═════ Given data

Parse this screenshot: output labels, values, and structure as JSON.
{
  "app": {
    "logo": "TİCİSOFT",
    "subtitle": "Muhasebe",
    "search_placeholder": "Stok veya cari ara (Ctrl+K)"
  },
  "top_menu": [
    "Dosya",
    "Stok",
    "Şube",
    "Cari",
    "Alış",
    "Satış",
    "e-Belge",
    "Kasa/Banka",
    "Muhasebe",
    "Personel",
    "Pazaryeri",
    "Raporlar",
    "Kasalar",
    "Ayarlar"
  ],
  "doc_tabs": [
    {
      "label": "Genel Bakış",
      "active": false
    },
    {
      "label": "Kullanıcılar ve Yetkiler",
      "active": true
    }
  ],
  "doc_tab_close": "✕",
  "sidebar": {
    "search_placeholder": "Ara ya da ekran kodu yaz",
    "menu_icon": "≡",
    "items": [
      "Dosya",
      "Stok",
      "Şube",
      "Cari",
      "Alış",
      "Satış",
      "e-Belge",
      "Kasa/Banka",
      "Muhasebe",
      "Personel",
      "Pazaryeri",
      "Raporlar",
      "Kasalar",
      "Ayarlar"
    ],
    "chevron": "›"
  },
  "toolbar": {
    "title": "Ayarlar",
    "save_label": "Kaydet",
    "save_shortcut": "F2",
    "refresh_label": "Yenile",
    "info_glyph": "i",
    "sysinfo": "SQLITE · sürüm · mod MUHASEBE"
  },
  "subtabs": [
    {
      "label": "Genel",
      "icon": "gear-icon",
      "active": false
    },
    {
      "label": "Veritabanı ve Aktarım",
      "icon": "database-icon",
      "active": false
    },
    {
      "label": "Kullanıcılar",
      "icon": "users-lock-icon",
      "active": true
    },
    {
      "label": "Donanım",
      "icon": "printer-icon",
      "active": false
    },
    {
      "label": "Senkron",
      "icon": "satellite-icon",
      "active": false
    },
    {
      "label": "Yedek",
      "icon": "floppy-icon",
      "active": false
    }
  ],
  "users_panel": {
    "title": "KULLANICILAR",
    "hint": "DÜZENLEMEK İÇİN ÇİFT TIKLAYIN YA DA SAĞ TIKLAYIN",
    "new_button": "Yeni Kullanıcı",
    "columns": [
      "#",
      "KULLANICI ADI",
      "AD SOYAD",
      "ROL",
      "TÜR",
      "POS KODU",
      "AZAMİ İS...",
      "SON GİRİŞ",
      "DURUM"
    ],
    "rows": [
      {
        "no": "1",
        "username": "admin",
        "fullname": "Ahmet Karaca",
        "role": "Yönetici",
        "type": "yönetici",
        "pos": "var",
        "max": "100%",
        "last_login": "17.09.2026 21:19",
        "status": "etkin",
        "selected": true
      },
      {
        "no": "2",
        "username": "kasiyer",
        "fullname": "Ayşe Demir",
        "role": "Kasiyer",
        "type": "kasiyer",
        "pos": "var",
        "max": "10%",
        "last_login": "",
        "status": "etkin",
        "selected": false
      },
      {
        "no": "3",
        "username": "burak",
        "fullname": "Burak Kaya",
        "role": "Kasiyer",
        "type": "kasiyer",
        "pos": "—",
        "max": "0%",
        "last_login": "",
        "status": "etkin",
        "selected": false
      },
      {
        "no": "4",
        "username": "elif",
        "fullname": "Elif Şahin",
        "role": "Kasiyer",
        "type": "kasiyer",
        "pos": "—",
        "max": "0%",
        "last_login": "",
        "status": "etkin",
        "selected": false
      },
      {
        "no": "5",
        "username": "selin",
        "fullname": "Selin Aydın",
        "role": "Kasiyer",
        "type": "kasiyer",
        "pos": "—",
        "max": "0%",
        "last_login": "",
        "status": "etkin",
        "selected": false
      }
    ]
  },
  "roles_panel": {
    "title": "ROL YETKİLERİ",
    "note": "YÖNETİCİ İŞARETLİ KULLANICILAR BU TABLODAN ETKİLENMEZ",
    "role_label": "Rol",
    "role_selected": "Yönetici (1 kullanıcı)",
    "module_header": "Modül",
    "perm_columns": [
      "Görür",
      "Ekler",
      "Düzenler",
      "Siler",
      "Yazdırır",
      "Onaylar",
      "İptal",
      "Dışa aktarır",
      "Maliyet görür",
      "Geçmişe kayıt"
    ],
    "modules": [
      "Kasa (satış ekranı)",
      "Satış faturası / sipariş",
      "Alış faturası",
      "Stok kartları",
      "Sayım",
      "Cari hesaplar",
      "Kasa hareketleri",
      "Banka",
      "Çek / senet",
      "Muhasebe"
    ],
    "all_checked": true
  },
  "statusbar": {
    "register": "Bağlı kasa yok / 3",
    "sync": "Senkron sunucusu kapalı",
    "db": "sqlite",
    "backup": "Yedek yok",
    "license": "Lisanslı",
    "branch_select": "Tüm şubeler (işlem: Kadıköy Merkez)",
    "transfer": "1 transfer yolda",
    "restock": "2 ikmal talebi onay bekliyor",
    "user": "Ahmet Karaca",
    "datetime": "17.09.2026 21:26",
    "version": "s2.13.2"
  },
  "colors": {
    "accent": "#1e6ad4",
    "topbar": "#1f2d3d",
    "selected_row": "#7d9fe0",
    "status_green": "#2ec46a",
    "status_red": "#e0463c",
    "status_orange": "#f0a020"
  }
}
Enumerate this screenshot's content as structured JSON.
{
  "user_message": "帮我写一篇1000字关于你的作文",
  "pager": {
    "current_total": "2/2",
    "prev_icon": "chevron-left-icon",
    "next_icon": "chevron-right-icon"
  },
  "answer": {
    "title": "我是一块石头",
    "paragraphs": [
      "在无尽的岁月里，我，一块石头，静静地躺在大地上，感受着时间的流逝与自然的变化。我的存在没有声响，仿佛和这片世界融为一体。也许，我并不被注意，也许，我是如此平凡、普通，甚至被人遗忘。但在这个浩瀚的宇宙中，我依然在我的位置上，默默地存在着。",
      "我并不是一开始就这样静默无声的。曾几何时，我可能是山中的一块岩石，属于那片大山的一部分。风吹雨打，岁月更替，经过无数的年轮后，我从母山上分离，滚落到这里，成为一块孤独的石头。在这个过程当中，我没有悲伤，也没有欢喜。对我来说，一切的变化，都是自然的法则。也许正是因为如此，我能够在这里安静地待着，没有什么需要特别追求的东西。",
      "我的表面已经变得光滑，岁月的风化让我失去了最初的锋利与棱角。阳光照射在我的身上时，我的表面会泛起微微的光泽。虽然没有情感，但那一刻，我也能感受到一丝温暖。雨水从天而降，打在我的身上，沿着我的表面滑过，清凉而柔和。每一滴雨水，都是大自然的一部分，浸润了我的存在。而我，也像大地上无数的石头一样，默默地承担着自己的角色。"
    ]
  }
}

══════════

#### Problem:
In the listing above, find the lines holding the word "username" and copy them.

#### Response below:
        "username": "admin",
        "username": "kasiyer",
        "username": "burak",
        "username": "elif",
        "username": "selin",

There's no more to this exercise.